>> begin

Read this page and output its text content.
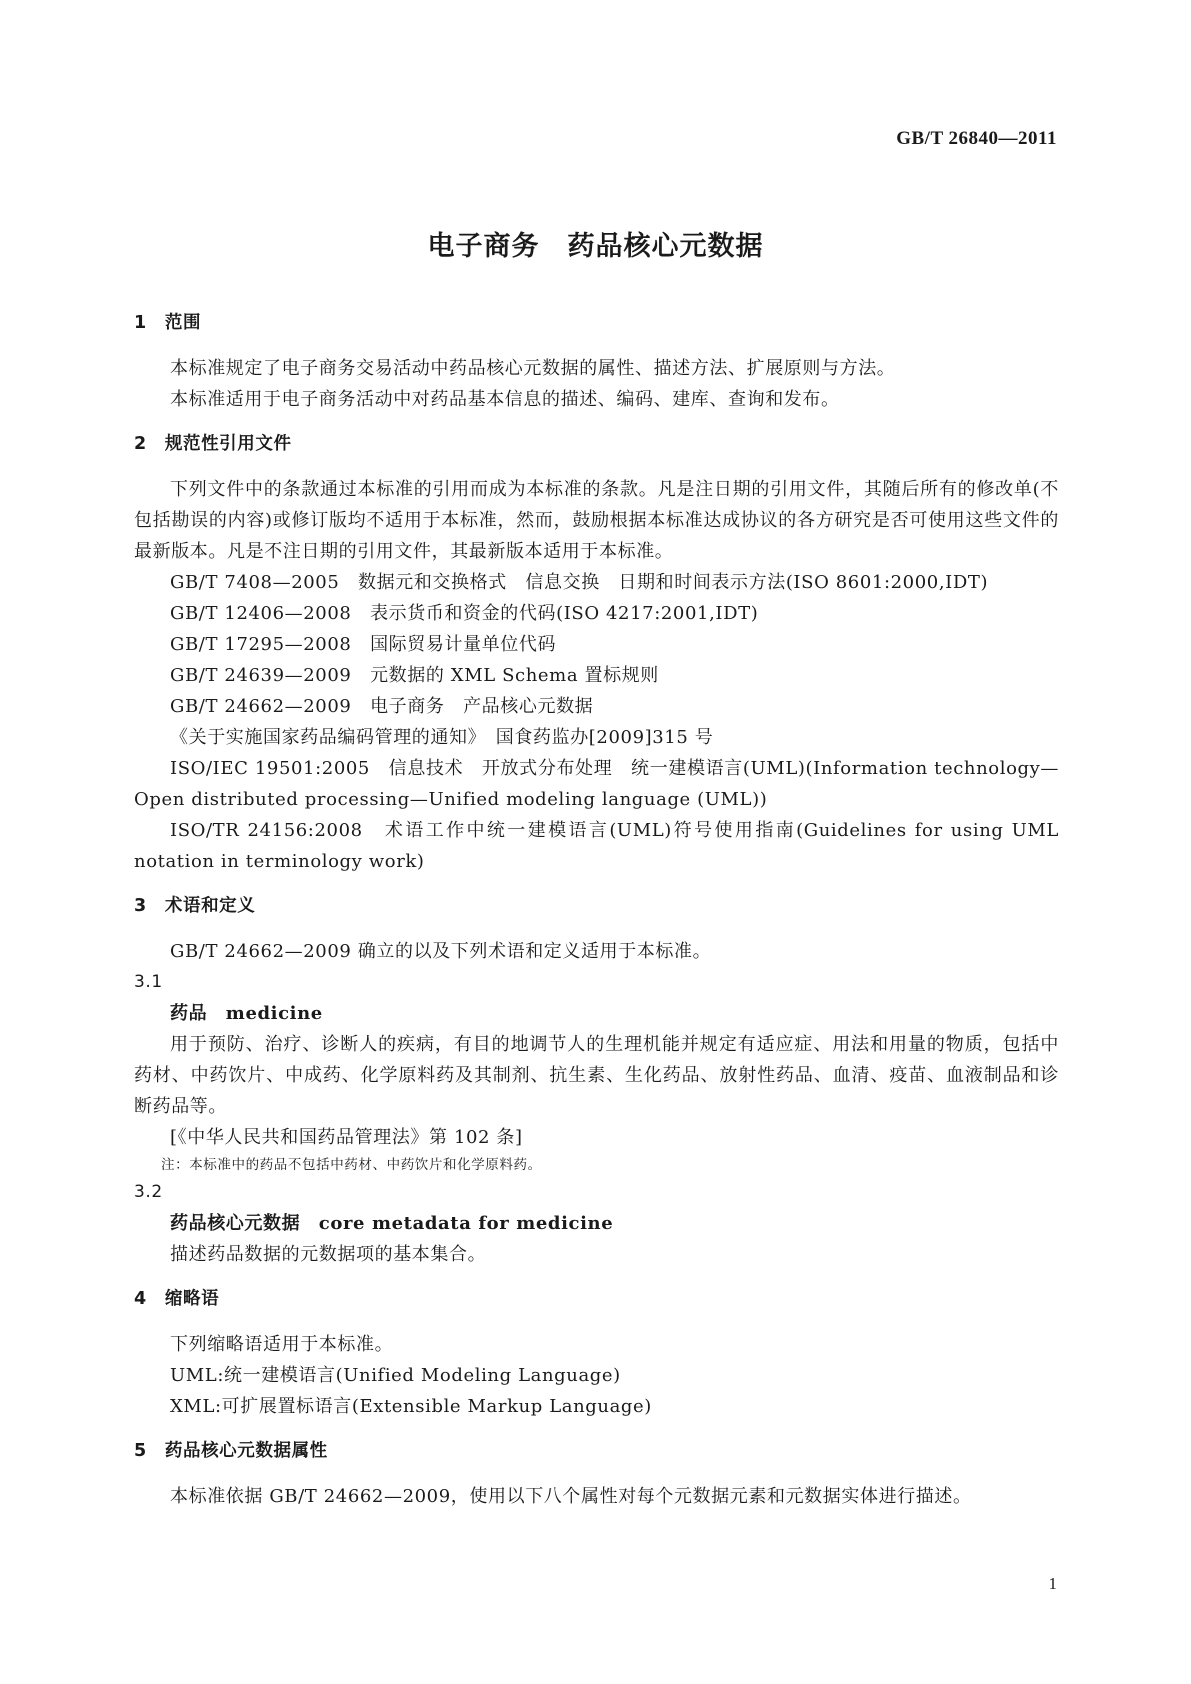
GB/T 26840—2011
电子商务　药品核心元数据
1　范围

本标准规定了电子商务交易活动中药品核心元数据的属性、描述方法、扩展原则与方法。

本标准适用于电子商务活动中对药品基本信息的描述、编码、建库、查询和发布。

2　规范性引用文件

下列文件中的条款通过本标准的引用而成为本标准的条款。凡是注日期的引用文件，其随后所有的修改单(不包括勘误的内容)或修订版均不适用于本标准，然而，鼓励根据本标准达成协议的各方研究是否可使用这些文件的最新版本。凡是不注日期的引用文件，其最新版本适用于本标准。

GB/T 7408—2005　数据元和交换格式　信息交换　日期和时间表示方法(ISO 8601:2000,IDT)

GB/T 12406—2008　表示货币和资金的代码(ISO 4217:2001,IDT)

GB/T 17295—2008　国际贸易计量单位代码

GB/T 24639—2009　元数据的 XML Schema 置标规则

GB/T 24662—2009　电子商务　产品核心元数据

《关于实施国家药品编码管理的通知》　国食药监办[2009]315 号

ISO/IEC 19501:2005　信息技术　开放式分布处理　统一建模语言(UML)(Information technology—Open distributed processing—Unified modeling language (UML))

ISO/TR 24156:2008　术语工作中统一建模语言(UML)符号使用指南(Guidelines for using UML notation in terminology work)

3　术语和定义

GB/T 24662—2009 确立的以及下列术语和定义适用于本标准。

3.1
药品　medicine

用于预防、治疗、诊断人的疾病，有目的地调节人的生理机能并规定有适应症、用法和用量的物质，包括中药材、中药饮片、中成药、化学原料药及其制剂、抗生素、生化药品、放射性药品、血清、疫苗、血液制品和诊断药品等。

[《中华人民共和国药品管理法》第 102 条]

注：本标准中的药品不包括中药材、中药饮片和化学原料药。
3.2
药品核心元数据　core metadata for medicine

描述药品数据的元数据项的基本集合。

4　缩略语

下列缩略语适用于本标准。

UML:统一建模语言(Unified Modeling Language)

XML:可扩展置标语言(Extensible Markup Language)

5　药品核心元数据属性

本标准依据 GB/T 24662—2009，使用以下八个属性对每个元数据元素和元数据实体进行描述。

1
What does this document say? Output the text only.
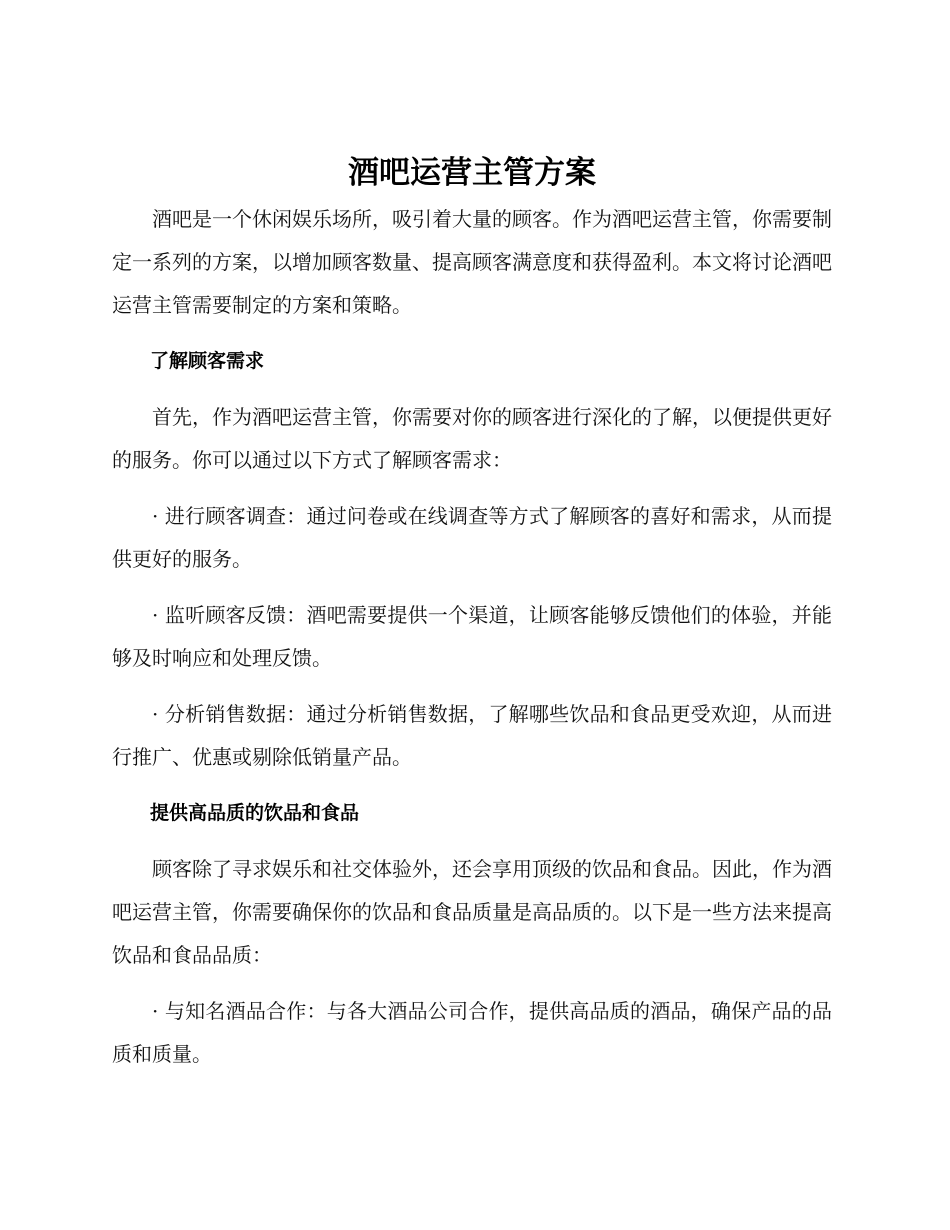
酒吧运营主管方案

酒吧是一个休闲娱乐场所，吸引着大量的顾客。作为酒吧运营主管，你需要制定一系列的方案，以增加顾客数量、提高顾客满意度和获得盈利。本文将讨论酒吧运营主管需要制定的方案和策略。

了解顾客需求

首先，作为酒吧运营主管，你需要对你的顾客进行深化的了解，以便提供更好的服务。你可以通过以下方式了解顾客需求：

· 进行顾客调查：通过问卷或在线调查等方式了解顾客的喜好和需求，从而提供更好的服务。

· 监听顾客反馈：酒吧需要提供一个渠道，让顾客能够反馈他们的体验，并能够及时响应和处理反馈。

· 分析销售数据：通过分析销售数据，了解哪些饮品和食品更受欢迎，从而进行推广、优惠或剔除低销量产品。

提供高品质的饮品和食品

顾客除了寻求娱乐和社交体验外，还会享用顶级的饮品和食品。因此，作为酒吧运营主管，你需要确保你的饮品和食品质量是高品质的。以下是一些方法来提高饮品和食品品质：

· 与知名酒品合作：与各大酒品公司合作，提供高品质的酒品，确保产品的品质和质量。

>> end

# Exercise details:
Extract each line from the entries above that contains the string "作为酒吧运营主管".

# Task answer:
酒吧是一个休闲娱乐场所，吸引着大量的顾客。作为酒吧运营主管，你需要制定一系列的方案，以增加顾客数量、提高顾客满意度和获得盈利。本文将讨论酒吧运营主管需要制定的方案和策略。
首先，作为酒吧运营主管，你需要对你的顾客进行深化的了解，以便提供更好的服务。你可以通过以下方式了解顾客需求：
顾客除了寻求娱乐和社交体验外，还会享用顶级的饮品和食品。因此，作为酒吧运营主管，你需要确保你的饮品和食品质量是高品质的。以下是一些方法来提高饮品和食品品质：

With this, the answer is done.